[Records that describe figures]
□ □ □ □ □

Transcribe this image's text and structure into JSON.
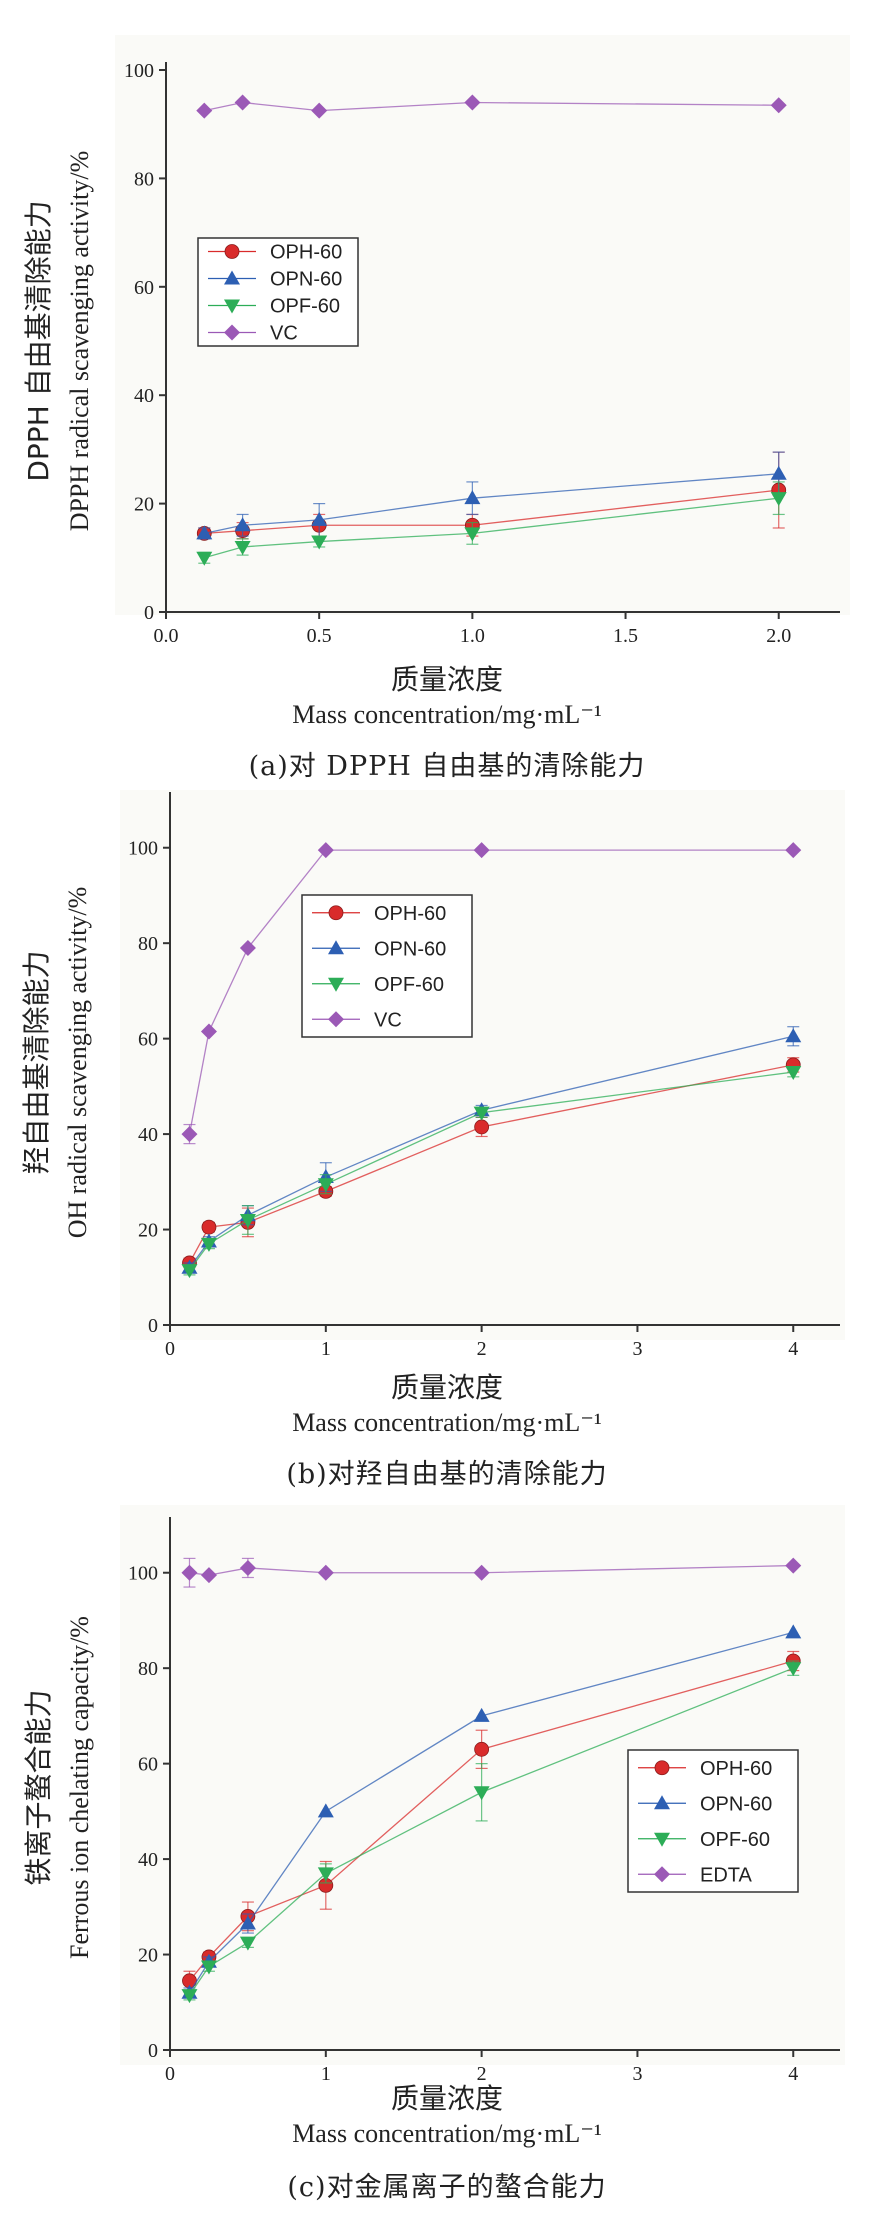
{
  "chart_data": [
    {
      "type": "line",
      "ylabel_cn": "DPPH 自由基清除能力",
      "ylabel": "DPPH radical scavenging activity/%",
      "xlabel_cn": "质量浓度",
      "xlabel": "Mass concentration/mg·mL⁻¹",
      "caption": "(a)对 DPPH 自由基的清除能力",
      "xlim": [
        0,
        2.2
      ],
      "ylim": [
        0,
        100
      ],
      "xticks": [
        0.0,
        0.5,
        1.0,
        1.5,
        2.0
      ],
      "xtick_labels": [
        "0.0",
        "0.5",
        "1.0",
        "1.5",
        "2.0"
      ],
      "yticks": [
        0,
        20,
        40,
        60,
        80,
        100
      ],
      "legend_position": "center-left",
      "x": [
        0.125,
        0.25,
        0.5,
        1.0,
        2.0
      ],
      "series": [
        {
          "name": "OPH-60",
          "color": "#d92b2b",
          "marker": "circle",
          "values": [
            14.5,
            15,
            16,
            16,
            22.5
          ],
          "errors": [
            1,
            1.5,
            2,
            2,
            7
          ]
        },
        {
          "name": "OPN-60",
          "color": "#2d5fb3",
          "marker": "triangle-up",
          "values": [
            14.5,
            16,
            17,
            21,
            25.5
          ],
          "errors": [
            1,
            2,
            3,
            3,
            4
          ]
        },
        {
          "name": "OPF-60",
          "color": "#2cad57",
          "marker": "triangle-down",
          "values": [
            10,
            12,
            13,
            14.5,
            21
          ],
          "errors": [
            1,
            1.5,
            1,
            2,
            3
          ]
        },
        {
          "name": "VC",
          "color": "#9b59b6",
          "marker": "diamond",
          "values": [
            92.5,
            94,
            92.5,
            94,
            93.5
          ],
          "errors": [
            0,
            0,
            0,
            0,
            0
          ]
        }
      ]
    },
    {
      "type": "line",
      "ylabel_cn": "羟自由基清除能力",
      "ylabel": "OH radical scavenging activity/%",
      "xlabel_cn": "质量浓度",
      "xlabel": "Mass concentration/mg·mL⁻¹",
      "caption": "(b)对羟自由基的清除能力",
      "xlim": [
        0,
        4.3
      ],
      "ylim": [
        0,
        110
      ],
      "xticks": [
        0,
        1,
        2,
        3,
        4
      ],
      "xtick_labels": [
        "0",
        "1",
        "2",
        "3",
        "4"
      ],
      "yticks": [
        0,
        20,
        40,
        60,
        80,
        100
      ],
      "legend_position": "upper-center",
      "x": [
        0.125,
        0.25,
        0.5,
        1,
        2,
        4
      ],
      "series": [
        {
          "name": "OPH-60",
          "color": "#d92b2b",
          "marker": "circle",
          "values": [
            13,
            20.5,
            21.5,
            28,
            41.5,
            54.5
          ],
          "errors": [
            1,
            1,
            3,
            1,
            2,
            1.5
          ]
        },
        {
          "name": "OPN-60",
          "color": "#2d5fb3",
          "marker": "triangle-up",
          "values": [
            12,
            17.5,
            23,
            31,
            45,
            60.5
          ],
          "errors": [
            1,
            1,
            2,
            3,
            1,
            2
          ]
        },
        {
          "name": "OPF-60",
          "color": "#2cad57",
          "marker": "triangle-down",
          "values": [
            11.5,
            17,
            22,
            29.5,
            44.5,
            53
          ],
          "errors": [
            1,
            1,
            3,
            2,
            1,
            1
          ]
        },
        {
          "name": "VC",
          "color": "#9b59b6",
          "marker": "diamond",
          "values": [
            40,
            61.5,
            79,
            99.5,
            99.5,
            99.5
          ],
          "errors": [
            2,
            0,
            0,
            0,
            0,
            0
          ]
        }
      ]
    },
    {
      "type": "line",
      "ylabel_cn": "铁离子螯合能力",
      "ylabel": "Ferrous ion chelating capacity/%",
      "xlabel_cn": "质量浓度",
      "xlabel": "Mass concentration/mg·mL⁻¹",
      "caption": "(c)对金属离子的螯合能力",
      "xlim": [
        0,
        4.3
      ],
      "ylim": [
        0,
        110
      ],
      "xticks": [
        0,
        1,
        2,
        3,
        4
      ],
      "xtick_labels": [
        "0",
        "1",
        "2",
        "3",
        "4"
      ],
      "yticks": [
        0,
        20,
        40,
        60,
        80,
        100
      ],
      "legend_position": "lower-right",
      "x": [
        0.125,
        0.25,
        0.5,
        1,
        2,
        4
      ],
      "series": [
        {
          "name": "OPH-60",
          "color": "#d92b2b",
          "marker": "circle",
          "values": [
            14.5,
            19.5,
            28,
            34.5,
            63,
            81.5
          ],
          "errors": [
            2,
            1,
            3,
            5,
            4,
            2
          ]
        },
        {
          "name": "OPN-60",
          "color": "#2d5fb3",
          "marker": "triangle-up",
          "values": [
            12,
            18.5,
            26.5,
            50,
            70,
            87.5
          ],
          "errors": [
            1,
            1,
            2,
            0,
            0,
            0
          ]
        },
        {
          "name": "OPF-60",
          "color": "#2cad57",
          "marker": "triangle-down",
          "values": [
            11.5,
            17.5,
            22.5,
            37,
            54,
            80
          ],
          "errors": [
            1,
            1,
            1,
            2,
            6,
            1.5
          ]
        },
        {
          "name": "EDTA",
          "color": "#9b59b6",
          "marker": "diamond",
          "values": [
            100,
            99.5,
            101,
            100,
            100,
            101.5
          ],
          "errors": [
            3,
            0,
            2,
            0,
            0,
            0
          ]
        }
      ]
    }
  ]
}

□ □ □ □ □

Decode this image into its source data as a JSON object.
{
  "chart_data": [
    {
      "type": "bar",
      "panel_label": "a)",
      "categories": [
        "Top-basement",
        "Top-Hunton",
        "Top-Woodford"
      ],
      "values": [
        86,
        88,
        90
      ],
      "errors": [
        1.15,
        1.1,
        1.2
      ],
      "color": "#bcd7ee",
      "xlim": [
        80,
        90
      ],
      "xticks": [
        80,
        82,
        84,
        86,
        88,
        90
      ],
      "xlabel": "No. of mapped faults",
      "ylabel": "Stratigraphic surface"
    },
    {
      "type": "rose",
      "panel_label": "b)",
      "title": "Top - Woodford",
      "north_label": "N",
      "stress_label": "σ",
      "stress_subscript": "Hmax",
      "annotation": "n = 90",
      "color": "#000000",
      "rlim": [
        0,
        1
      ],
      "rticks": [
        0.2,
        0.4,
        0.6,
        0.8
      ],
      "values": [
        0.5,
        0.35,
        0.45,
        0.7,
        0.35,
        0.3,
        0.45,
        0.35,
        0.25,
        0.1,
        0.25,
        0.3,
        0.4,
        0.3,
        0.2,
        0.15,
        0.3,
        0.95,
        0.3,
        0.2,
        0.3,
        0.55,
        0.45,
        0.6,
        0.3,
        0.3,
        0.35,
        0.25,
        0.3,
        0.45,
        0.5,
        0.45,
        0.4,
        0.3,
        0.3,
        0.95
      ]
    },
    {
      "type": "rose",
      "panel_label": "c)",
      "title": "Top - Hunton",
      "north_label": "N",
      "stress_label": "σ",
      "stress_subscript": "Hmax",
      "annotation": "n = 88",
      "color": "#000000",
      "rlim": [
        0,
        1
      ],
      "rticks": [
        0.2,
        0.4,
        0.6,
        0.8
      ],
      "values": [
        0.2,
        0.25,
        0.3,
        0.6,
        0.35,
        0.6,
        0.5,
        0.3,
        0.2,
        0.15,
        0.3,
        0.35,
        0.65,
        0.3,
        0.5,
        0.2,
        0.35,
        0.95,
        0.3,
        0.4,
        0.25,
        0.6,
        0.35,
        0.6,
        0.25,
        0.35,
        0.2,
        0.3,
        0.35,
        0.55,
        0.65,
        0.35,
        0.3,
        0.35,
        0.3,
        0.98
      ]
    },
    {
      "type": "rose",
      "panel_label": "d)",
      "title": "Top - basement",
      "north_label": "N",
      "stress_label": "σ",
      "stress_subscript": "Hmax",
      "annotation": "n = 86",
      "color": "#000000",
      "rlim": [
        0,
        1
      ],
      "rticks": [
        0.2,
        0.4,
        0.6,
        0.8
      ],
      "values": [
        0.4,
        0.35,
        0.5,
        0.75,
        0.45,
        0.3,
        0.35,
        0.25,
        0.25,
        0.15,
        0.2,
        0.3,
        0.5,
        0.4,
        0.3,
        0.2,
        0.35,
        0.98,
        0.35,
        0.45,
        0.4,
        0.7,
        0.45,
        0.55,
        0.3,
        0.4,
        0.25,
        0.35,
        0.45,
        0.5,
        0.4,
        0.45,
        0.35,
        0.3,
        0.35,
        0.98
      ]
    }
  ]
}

□ □ □ □ □

### [Stated goal]
Collect every line from the records above that contains the word "scavenging".

### [Answer to this problem]
      "ylabel": "DPPH radical scavenging activity/%",
      "ylabel": "OH radical scavenging activity/%",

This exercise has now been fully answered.